# REQUEST
List each line of the data in which the string "this" appears.

# INPUT RECORDS
— BEGIN —
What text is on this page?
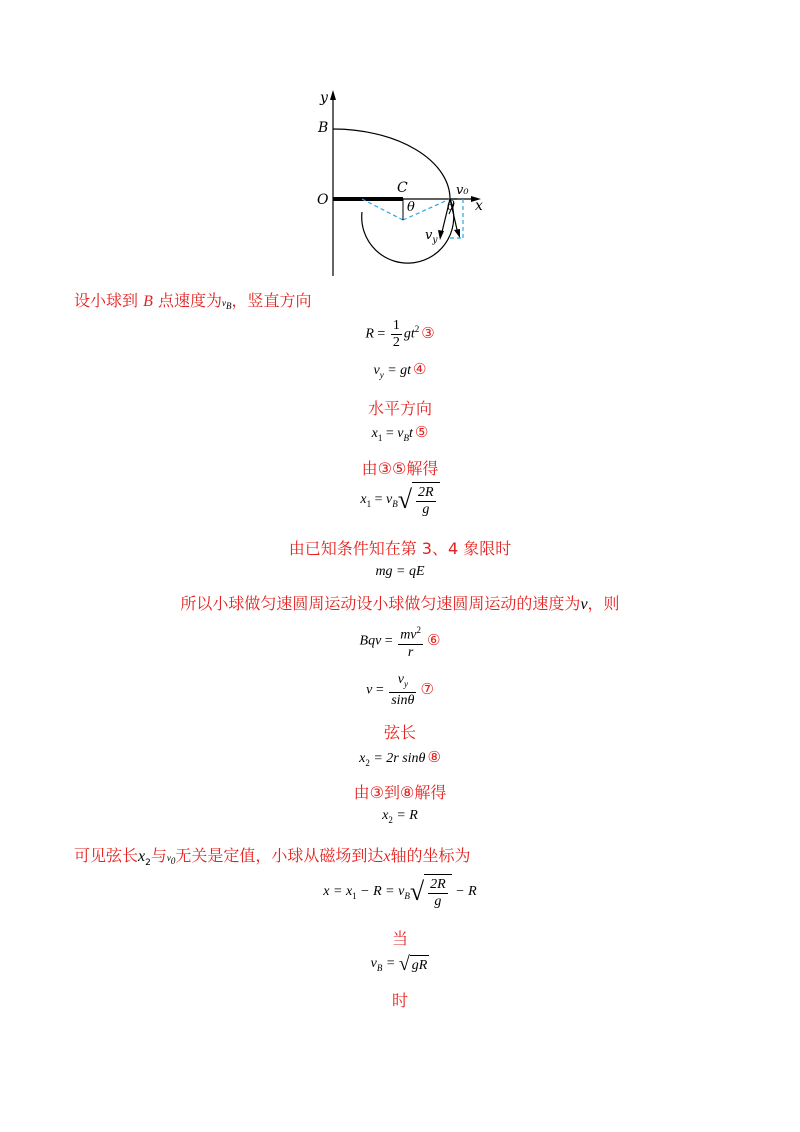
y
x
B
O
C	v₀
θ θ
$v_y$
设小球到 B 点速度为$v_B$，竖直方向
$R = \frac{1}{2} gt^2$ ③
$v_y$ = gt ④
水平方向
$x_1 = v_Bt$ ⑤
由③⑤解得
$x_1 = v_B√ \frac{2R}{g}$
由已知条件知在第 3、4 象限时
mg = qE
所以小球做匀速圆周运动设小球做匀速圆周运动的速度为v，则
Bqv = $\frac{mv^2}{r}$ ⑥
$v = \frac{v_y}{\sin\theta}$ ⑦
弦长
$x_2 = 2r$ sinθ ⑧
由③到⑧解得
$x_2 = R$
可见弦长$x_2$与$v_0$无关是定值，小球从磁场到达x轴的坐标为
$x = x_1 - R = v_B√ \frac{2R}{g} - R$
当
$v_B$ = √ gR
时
— END —
— BEGIN —
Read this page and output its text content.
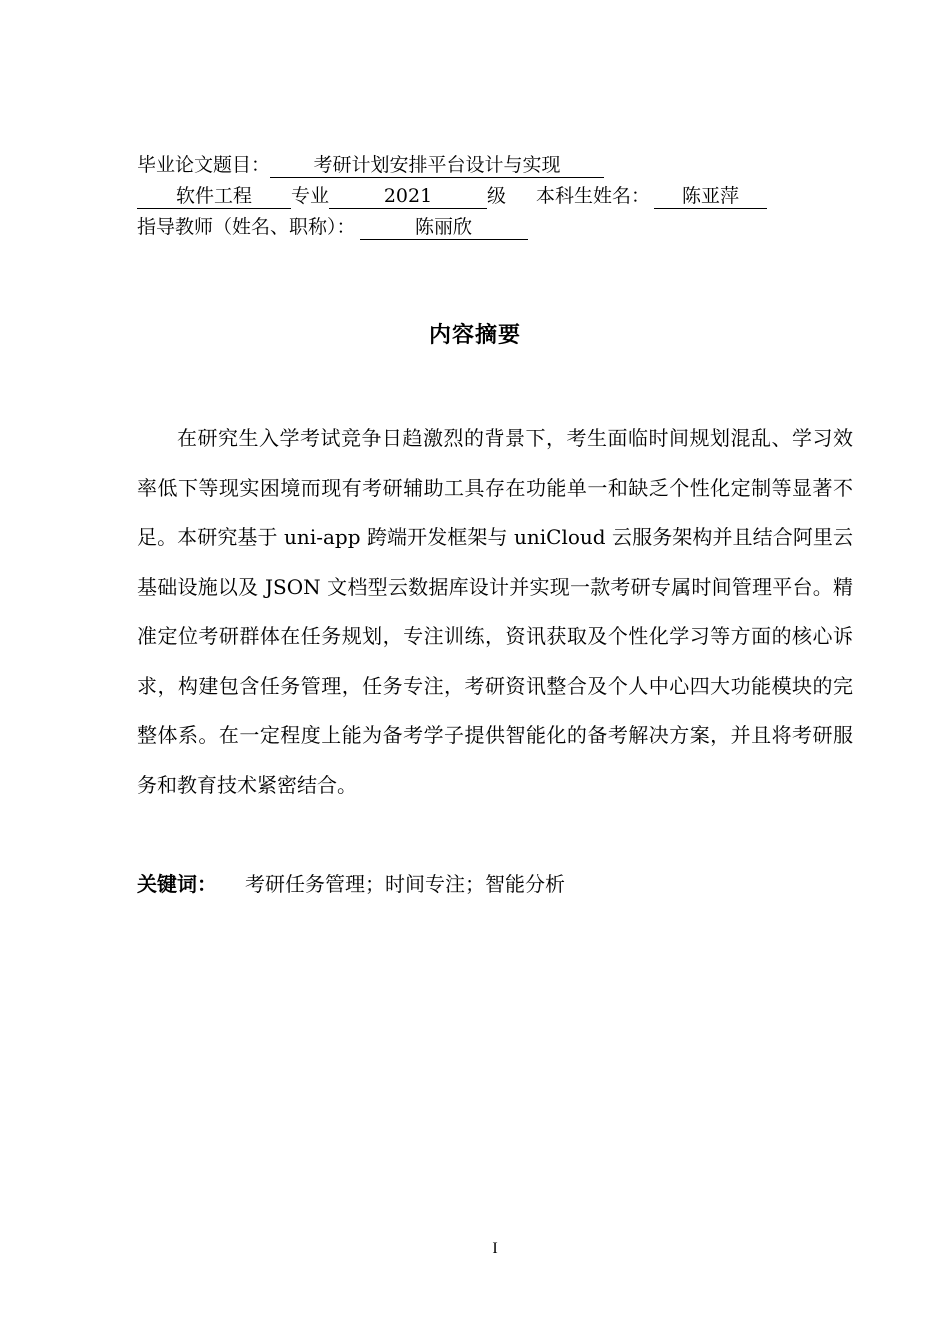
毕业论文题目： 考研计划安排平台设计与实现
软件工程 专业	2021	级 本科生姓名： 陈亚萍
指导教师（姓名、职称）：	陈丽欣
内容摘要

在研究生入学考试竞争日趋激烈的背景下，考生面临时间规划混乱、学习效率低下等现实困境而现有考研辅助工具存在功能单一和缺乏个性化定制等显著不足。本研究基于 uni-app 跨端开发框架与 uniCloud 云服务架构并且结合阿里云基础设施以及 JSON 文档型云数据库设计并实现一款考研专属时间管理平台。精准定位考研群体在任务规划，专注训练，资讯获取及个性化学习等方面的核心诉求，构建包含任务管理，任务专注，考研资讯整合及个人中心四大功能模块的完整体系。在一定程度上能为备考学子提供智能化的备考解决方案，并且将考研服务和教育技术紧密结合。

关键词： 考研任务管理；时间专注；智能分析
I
— END —
# ANSWER FOR THE TASK
What text is on this page?
Read this page and output its text content.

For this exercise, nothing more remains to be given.